** START OF Excerpted records **

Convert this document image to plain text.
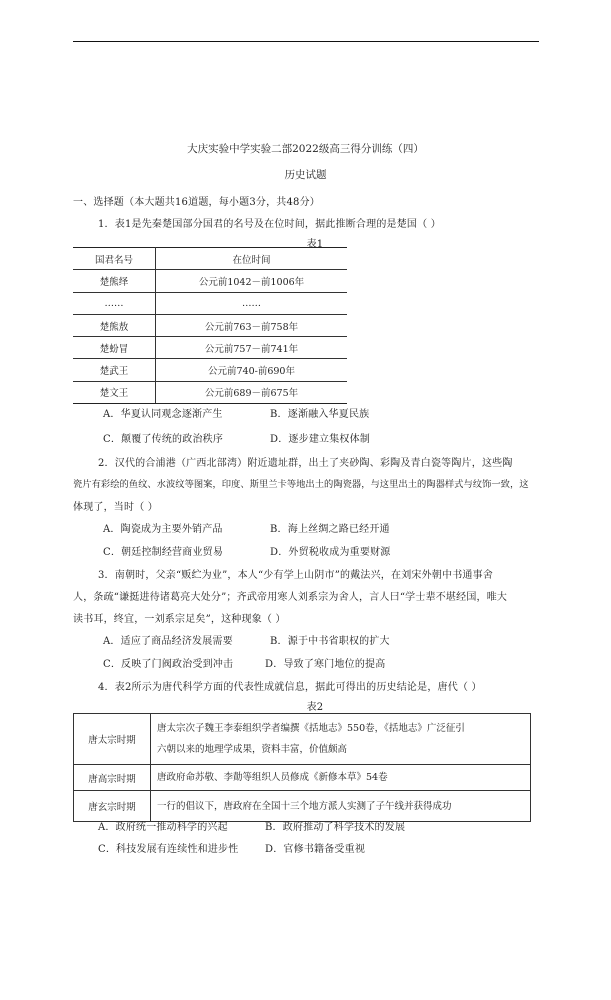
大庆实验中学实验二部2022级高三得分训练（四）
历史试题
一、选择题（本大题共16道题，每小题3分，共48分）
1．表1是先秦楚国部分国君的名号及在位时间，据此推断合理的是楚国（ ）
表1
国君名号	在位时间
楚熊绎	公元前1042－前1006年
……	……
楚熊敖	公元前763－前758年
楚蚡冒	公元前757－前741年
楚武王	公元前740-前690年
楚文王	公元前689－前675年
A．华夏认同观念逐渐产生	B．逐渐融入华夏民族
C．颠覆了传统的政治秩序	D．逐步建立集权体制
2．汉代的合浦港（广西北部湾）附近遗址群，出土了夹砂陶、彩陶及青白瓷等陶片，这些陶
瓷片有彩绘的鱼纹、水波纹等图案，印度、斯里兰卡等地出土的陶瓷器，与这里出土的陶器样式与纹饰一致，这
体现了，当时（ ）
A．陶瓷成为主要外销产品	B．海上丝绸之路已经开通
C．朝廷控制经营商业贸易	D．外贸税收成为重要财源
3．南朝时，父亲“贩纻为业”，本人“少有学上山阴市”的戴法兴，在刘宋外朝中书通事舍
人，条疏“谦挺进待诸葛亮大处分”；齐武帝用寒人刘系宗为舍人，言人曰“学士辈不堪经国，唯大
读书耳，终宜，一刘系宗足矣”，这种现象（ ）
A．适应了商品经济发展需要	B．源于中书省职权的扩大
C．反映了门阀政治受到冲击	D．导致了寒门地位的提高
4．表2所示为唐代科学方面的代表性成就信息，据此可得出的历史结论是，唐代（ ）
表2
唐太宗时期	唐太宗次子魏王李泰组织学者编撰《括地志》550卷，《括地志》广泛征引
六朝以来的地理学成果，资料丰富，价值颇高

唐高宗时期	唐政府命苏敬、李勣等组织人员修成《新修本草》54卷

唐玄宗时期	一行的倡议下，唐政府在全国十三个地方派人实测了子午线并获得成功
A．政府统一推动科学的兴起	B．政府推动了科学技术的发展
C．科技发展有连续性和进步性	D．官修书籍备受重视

** END OF Excerpted records **
** START OF Excerpted records **

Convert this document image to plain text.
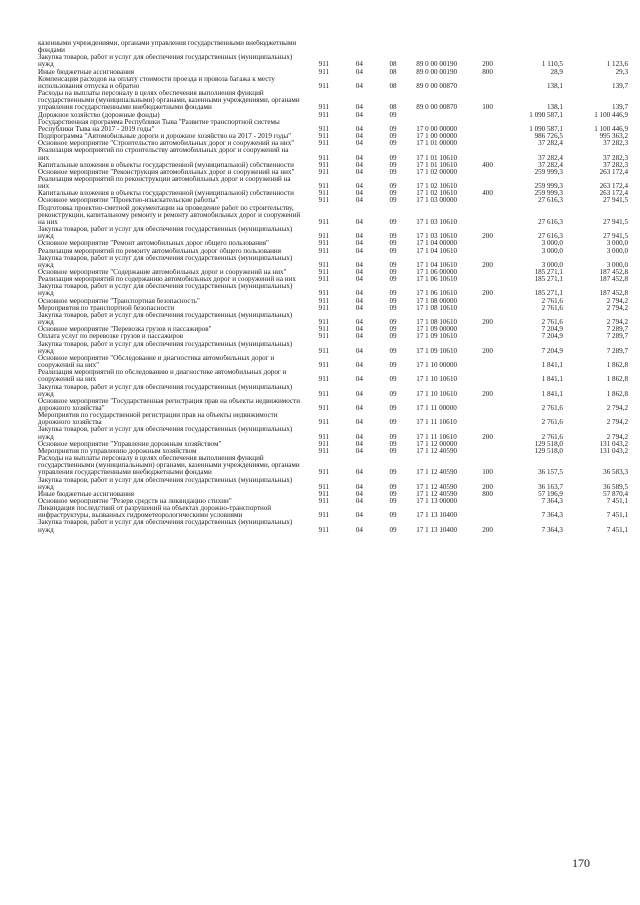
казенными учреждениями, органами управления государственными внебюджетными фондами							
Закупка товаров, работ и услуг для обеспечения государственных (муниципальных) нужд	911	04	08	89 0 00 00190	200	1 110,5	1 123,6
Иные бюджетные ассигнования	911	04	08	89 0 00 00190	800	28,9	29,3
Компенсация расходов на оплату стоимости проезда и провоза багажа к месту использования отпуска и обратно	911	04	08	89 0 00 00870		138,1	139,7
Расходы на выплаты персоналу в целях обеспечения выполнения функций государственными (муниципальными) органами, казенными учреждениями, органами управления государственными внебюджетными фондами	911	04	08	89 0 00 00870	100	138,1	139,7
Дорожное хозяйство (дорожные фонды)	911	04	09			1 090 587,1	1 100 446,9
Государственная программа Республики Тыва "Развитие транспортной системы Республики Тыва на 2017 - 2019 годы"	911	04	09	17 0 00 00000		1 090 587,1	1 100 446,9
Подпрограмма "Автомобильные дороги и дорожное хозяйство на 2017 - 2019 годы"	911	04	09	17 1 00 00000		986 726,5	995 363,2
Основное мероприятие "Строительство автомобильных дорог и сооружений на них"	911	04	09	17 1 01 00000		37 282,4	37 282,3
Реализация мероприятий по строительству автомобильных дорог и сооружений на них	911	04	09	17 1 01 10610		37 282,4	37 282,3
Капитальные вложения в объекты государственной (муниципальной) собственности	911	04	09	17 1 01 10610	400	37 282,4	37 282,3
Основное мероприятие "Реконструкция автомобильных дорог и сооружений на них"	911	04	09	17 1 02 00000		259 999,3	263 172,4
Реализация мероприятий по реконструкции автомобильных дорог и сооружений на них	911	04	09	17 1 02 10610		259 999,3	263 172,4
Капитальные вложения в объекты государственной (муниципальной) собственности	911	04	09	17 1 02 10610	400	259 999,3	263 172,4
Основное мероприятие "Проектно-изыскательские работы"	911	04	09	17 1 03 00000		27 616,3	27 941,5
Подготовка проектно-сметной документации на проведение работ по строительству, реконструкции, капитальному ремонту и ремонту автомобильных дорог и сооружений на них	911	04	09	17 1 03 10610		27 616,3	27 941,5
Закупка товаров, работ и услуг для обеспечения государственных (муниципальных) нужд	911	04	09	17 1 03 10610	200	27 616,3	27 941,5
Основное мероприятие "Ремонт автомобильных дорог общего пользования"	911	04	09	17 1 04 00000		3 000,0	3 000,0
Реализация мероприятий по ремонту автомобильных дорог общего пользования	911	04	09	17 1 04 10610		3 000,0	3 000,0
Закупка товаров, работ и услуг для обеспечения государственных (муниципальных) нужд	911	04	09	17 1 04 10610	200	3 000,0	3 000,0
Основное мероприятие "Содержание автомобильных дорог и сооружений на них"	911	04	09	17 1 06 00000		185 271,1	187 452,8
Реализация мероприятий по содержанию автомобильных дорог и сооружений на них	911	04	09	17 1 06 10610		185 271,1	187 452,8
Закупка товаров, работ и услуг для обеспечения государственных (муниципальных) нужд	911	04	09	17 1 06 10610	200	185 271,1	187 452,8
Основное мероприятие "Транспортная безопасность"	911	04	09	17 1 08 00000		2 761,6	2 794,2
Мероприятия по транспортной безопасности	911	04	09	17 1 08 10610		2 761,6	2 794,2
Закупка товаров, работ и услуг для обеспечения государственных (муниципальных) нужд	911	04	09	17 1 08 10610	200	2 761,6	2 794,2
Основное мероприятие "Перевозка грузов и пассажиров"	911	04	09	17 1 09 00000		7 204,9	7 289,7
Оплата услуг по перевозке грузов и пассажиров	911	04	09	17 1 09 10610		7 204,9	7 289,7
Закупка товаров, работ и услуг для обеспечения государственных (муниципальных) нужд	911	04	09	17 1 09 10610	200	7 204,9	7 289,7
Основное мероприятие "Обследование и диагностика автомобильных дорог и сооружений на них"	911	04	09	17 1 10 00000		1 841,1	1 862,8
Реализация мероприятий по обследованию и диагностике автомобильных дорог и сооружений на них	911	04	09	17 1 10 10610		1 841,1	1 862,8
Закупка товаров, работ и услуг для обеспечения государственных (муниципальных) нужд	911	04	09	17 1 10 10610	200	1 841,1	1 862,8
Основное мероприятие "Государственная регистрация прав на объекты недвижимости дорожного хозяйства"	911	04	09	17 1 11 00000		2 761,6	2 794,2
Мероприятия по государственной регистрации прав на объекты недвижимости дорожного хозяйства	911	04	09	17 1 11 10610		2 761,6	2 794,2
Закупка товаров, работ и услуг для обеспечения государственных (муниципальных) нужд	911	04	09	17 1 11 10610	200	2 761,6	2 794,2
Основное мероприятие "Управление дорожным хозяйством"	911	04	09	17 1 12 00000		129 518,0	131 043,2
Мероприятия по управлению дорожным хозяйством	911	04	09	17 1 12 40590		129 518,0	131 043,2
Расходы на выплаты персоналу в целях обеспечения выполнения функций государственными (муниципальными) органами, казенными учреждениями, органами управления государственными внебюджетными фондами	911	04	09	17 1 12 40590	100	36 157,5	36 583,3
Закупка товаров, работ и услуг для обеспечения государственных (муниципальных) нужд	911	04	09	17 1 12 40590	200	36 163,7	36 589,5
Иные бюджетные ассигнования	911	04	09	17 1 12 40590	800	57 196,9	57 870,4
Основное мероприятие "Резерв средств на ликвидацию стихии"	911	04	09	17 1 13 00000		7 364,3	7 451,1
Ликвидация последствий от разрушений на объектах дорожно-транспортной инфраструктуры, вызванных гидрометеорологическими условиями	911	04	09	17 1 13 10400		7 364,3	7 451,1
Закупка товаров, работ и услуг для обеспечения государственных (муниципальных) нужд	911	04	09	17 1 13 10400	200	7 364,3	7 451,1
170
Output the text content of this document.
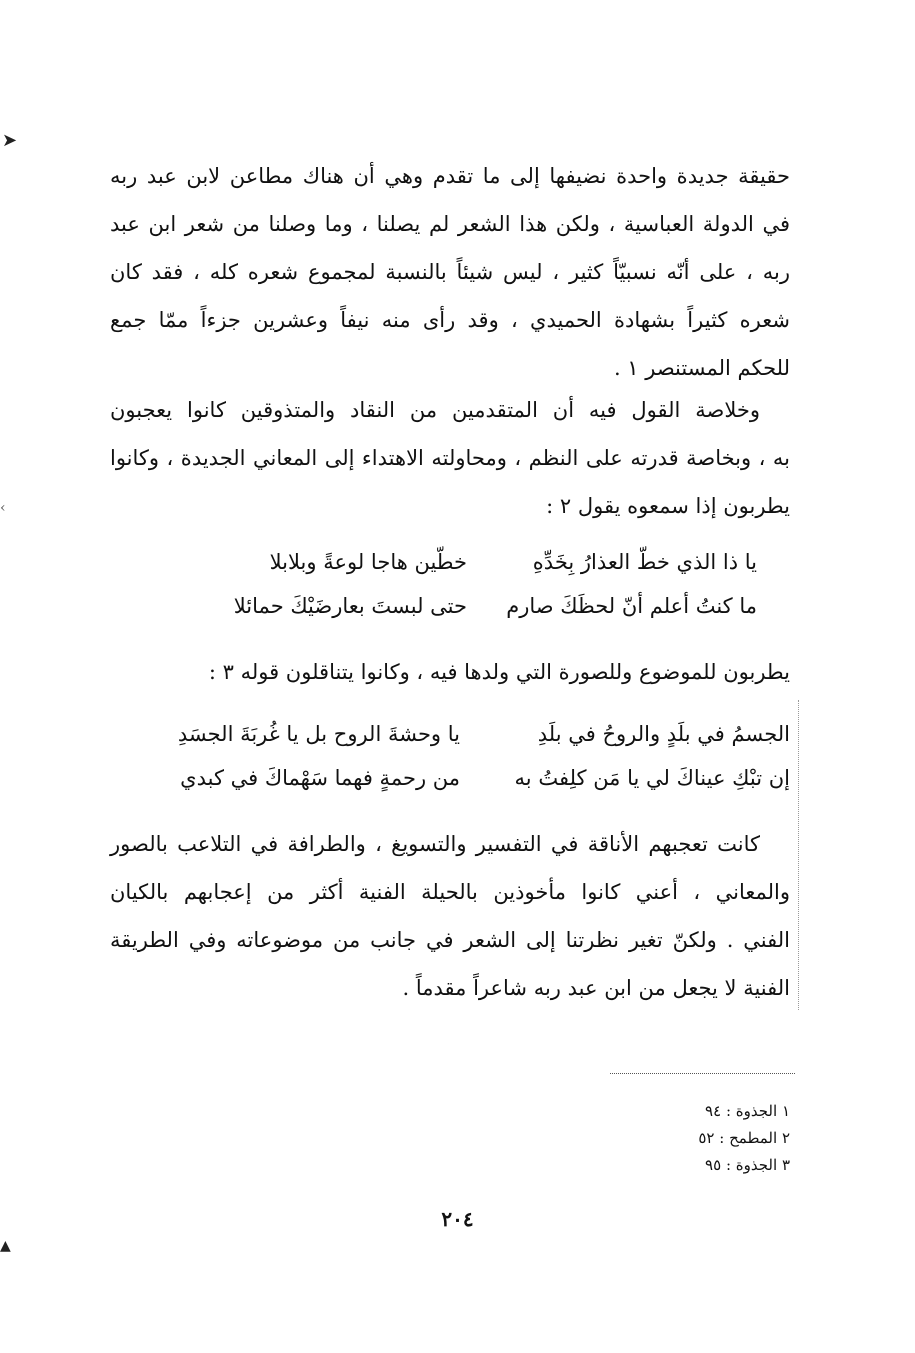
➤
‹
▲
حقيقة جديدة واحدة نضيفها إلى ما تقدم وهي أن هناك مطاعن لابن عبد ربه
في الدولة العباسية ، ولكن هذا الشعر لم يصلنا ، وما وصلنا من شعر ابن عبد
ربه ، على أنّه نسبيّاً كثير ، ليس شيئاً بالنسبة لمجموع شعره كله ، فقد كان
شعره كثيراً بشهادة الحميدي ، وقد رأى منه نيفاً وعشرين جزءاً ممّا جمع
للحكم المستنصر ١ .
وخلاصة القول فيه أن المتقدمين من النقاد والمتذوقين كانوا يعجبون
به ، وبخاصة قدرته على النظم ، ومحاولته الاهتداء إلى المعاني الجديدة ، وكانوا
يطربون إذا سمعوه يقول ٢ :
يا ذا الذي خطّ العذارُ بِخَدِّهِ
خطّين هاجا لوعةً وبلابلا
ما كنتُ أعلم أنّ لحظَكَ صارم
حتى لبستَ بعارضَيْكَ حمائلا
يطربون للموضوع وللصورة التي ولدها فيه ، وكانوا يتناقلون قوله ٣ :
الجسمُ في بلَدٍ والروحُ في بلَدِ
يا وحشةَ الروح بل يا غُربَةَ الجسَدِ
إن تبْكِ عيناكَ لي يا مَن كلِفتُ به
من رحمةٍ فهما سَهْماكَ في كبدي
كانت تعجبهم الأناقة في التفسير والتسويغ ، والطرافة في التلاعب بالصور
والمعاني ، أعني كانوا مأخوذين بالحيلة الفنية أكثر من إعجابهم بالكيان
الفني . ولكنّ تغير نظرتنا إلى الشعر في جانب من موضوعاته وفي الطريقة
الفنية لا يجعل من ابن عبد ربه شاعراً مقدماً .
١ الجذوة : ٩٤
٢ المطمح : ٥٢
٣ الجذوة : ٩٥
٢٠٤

** END OF Excerpted records **

Within the listing above, find every line containing the string "строительству" and return it.

▶ **The completed task**:
Реализация мероприятий по строительству автомобильных дорог и сооружений на них	911	04	09	17 1 01 10610		37 282,4	37 282,3
Подготовка проектно-сметной документации на проведение работ по строительству, реконструкции, капитальному ремонту и ремонту автомобильных дорог и сооружений на них	911	04	09	17 1 03 10610		27 616,3	27 941,5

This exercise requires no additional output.